## begin Record set
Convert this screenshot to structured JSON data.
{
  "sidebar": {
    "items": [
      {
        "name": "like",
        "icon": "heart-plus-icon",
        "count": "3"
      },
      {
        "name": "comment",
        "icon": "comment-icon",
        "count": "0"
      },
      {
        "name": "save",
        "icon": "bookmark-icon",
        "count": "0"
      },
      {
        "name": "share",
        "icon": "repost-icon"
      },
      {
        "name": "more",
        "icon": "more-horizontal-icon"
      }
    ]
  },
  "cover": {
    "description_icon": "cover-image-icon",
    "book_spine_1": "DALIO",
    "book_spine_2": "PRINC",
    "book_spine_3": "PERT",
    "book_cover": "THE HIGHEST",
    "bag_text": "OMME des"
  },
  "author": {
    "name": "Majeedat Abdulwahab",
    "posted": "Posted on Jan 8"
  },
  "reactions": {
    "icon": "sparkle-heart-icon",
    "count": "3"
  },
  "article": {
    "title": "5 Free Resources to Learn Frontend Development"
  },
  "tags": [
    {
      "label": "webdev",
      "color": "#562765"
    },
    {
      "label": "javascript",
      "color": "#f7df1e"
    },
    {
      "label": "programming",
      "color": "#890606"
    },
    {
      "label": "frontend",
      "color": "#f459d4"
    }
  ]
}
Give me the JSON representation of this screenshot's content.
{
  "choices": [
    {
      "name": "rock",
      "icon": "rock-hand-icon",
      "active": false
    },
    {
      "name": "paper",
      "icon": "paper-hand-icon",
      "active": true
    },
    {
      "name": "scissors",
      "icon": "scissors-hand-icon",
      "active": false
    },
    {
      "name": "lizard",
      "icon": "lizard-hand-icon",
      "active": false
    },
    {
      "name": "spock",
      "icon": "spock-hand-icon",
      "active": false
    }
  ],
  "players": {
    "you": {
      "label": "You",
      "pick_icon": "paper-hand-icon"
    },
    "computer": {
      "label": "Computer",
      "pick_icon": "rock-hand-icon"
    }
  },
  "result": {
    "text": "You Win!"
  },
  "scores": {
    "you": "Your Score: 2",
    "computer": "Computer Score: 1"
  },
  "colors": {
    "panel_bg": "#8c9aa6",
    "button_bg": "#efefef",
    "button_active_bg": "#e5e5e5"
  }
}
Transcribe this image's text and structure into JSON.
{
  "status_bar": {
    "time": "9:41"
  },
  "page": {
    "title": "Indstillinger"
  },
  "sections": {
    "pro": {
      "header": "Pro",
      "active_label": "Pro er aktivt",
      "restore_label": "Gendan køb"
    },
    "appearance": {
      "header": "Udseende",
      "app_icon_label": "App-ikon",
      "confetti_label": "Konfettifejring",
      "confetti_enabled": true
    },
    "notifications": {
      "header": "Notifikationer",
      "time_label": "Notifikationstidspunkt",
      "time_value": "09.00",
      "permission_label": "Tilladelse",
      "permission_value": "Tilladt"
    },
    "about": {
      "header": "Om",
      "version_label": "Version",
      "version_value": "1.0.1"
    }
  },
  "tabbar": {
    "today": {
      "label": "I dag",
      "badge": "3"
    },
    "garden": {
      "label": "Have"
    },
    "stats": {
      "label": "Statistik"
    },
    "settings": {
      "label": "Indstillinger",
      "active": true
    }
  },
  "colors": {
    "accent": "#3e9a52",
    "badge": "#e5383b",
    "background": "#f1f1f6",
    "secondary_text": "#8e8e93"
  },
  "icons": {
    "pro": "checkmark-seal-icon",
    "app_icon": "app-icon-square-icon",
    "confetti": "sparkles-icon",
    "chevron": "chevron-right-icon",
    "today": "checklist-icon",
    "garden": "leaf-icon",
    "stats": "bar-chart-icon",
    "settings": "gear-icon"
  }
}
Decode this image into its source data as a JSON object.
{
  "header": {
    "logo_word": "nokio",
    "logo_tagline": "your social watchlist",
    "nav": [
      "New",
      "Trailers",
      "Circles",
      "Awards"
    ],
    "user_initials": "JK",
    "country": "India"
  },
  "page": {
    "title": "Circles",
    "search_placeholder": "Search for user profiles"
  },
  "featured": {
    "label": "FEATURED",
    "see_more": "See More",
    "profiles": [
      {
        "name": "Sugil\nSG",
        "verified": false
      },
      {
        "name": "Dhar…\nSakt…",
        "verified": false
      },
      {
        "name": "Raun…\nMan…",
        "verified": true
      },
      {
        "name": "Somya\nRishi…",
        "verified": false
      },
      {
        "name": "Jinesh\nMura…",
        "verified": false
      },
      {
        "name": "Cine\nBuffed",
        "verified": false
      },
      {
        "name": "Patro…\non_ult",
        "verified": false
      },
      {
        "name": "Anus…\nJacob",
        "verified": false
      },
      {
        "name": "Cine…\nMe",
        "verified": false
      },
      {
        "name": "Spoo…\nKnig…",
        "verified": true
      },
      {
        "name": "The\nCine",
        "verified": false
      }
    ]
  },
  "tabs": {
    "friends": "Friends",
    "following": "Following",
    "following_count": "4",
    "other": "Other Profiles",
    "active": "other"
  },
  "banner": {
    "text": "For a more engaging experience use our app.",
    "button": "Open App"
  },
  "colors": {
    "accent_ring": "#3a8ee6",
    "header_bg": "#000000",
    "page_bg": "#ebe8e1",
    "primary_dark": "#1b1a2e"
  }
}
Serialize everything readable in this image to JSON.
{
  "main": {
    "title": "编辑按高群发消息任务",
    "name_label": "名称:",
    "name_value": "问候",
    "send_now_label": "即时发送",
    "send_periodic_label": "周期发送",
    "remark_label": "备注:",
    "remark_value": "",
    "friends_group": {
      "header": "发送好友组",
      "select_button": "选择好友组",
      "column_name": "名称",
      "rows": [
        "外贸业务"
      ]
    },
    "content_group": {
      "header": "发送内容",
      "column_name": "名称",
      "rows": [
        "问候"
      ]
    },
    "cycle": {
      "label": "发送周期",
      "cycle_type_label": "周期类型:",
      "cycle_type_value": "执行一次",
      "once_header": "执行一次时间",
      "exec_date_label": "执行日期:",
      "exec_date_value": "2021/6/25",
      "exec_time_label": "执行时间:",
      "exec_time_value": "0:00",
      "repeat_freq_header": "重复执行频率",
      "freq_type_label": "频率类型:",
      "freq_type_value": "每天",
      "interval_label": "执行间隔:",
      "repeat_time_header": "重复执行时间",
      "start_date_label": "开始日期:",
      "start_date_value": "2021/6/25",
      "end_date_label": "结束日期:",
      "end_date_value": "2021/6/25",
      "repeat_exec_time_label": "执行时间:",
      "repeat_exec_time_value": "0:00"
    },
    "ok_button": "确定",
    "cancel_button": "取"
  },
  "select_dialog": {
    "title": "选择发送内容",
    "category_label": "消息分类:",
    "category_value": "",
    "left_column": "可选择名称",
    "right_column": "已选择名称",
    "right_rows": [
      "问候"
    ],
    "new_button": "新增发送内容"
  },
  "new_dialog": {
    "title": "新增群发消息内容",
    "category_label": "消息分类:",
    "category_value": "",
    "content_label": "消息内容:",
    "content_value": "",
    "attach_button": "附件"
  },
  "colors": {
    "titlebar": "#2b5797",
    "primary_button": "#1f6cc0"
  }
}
## end Record set
What is expected:
Repeat the material from above exactly, word for word.

Solution for this exercise:
Convert this screenshot to structured JSON data.
{
  "sidebar": {
    "items": [
      {
        "name": "like",
        "icon": "heart-plus-icon",
        "count": "3"
      },
      {
        "name": "comment",
        "icon": "comment-icon",
        "count": "0"
      },
      {
        "name": "save",
        "icon": "bookmark-icon",
        "count": "0"
      },
      {
        "name": "share",
        "icon": "repost-icon"
      },
      {
        "name": "more",
        "icon": "more-horizontal-icon"
      }
    ]
  },
  "cover": {
    "description_icon": "cover-image-icon",
    "book_spine_1": "DALIO",
    "book_spine_2": "PRINC",
    "book_spine_3": "PERT",
    "book_cover": "THE HIGHEST",
    "bag_text": "OMME des"
  },
  "author": {
    "name": "Majeedat Abdulwahab",
    "posted": "Posted on Jan 8"
  },
  "reactions": {
    "icon": "sparkle-heart-icon",
    "count": "3"
  },
  "article": {
    "title": "5 Free Resources to Learn Frontend Development"
  },
  "tags": [
    {
      "label": "webdev",
      "color": "#562765"
    },
    {
      "label": "javascript",
      "color": "#f7df1e"
    },
    {
      "label": "programming",
      "color": "#890606"
    },
    {
      "label": "frontend",
      "color": "#f459d4"
    }
  ]
}
Give me the JSON representation of this screenshot's content.
{
  "choices": [
    {
      "name": "rock",
      "icon": "rock-hand-icon",
      "active": false
    },
    {
      "name": "paper",
      "icon": "paper-hand-icon",
      "active": true
    },
    {
      "name": "scissors",
      "icon": "scissors-hand-icon",
      "active": false
    },
    {
      "name": "lizard",
      "icon": "lizard-hand-icon",
      "active": false
    },
    {
      "name": "spock",
      "icon": "spock-hand-icon",
      "active": false
    }
  ],
  "players": {
    "you": {
      "label": "You",
      "pick_icon": "paper-hand-icon"
    },
    "computer": {
      "label": "Computer",
      "pick_icon": "rock-hand-icon"
    }
  },
  "result": {
    "text": "You Win!"
  },
  "scores": {
    "you": "Your Score: 2",
    "computer": "Computer Score: 1"
  },
  "colors": {
    "panel_bg": "#8c9aa6",
    "button_bg": "#efefef",
    "button_active_bg": "#e5e5e5"
  }
}
Transcribe this image's text and structure into JSON.
{
  "status_bar": {
    "time": "9:41"
  },
  "page": {
    "title": "Indstillinger"
  },
  "sections": {
    "pro": {
      "header": "Pro",
      "active_label": "Pro er aktivt",
      "restore_label": "Gendan køb"
    },
    "appearance": {
      "header": "Udseende",
      "app_icon_label": "App-ikon",
      "confetti_label": "Konfettifejring",
      "confetti_enabled": true
    },
    "notifications": {
      "header": "Notifikationer",
      "time_label": "Notifikationstidspunkt",
      "time_value": "09.00",
      "permission_label": "Tilladelse",
      "permission_value": "Tilladt"
    },
    "about": {
      "header": "Om",
      "version_label": "Version",
      "version_value": "1.0.1"
    }
  },
  "tabbar": {
    "today": {
      "label": "I dag",
      "badge": "3"
    },
    "garden": {
      "label": "Have"
    },
    "stats": {
      "label": "Statistik"
    },
    "settings": {
      "label": "Indstillinger",
      "active": true
    }
  },
  "colors": {
    "accent": "#3e9a52",
    "badge": "#e5383b",
    "background": "#f1f1f6",
    "secondary_text": "#8e8e93"
  },
  "icons": {
    "pro": "checkmark-seal-icon",
    "app_icon": "app-icon-square-icon",
    "confetti": "sparkles-icon",
    "chevron": "chevron-right-icon",
    "today": "checklist-icon",
    "garden": "leaf-icon",
    "stats": "bar-chart-icon",
    "settings": "gear-icon"
  }
}
Decode this image into its source data as a JSON object.
{
  "header": {
    "logo_word": "nokio",
    "logo_tagline": "your social watchlist",
    "nav": [
      "New",
      "Trailers",
      "Circles",
      "Awards"
    ],
    "user_initials": "JK",
    "country": "India"
  },
  "page": {
    "title": "Circles",
    "search_placeholder": "Search for user profiles"
  },
  "featured": {
    "label": "FEATURED",
    "see_more": "See More",
    "profiles": [
      {
        "name": "Sugil\nSG",
        "verified": false
      },
      {
        "name": "Dhar…\nSakt…",
        "verified": false
      },
      {
        "name": "Raun…\nMan…",
        "verified": true
      },
      {
        "name": "Somya\nRishi…",
        "verified": false
      },
      {
        "name": "Jinesh\nMura…",
        "verified": false
      },
      {
        "name": "Cine\nBuffed",
        "verified": false
      },
      {
        "name": "Patro…\non_ult",
        "verified": false
      },
      {
        "name": "Anus…\nJacob",
        "verified": false
      },
      {
        "name": "Cine…\nMe",
        "verified": false
      },
      {
        "name": "Spoo…\nKnig…",
        "verified": true
      },
      {
        "name": "The\nCine",
        "verified": false
      }
    ]
  },
  "tabs": {
    "friends": "Friends",
    "following": "Following",
    "following_count": "4",
    "other": "Other Profiles",
    "active": "other"
  },
  "banner": {
    "text": "For a more engaging experience use our app.",
    "button": "Open App"
  },
  "colors": {
    "accent_ring": "#3a8ee6",
    "header_bg": "#000000",
    "page_bg": "#ebe8e1",
    "primary_dark": "#1b1a2e"
  }
}
Serialize everything readable in this image to JSON.
{
  "main": {
    "title": "编辑按高群发消息任务",
    "name_label": "名称:",
    "name_value": "问候",
    "send_now_label": "即时发送",
    "send_periodic_label": "周期发送",
    "remark_label": "备注:",
    "remark_value": "",
    "friends_group": {
      "header": "发送好友组",
      "select_button": "选择好友组",
      "column_name": "名称",
      "rows": [
        "外贸业务"
      ]
    },
    "content_group": {
      "header": "发送内容",
      "column_name": "名称",
      "rows": [
        "问候"
      ]
    },
    "cycle": {
      "label": "发送周期",
      "cycle_type_label": "周期类型:",
      "cycle_type_value": "执行一次",
      "once_header": "执行一次时间",
      "exec_date_label": "执行日期:",
      "exec_date_value": "2021/6/25",
      "exec_time_label": "执行时间:",
      "exec_time_value": "0:00",
      "repeat_freq_header": "重复执行频率",
      "freq_type_label": "频率类型:",
      "freq_type_value": "每天",
      "interval_label": "执行间隔:",
      "repeat_time_header": "重复执行时间",
      "start_date_label": "开始日期:",
      "start_date_value": "2021/6/25",
      "end_date_label": "结束日期:",
      "end_date_value": "2021/6/25",
      "repeat_exec_time_label": "执行时间:",
      "repeat_exec_time_value": "0:00"
    },
    "ok_button": "确定",
    "cancel_button": "取"
  },
  "select_dialog": {
    "title": "选择发送内容",
    "category_label": "消息分类:",
    "category_value": "",
    "left_column": "可选择名称",
    "right_column": "已选择名称",
    "right_rows": [
      "问候"
    ],
    "new_button": "新增发送内容"
  },
  "new_dialog": {
    "title": "新增群发消息内容",
    "category_label": "消息分类:",
    "category_value": "",
    "content_label": "消息内容:",
    "content_value": "",
    "attach_button": "附件"
  },
  "colors": {
    "titlebar": "#2b5797",
    "primary_button": "#1f6cc0"
  }
}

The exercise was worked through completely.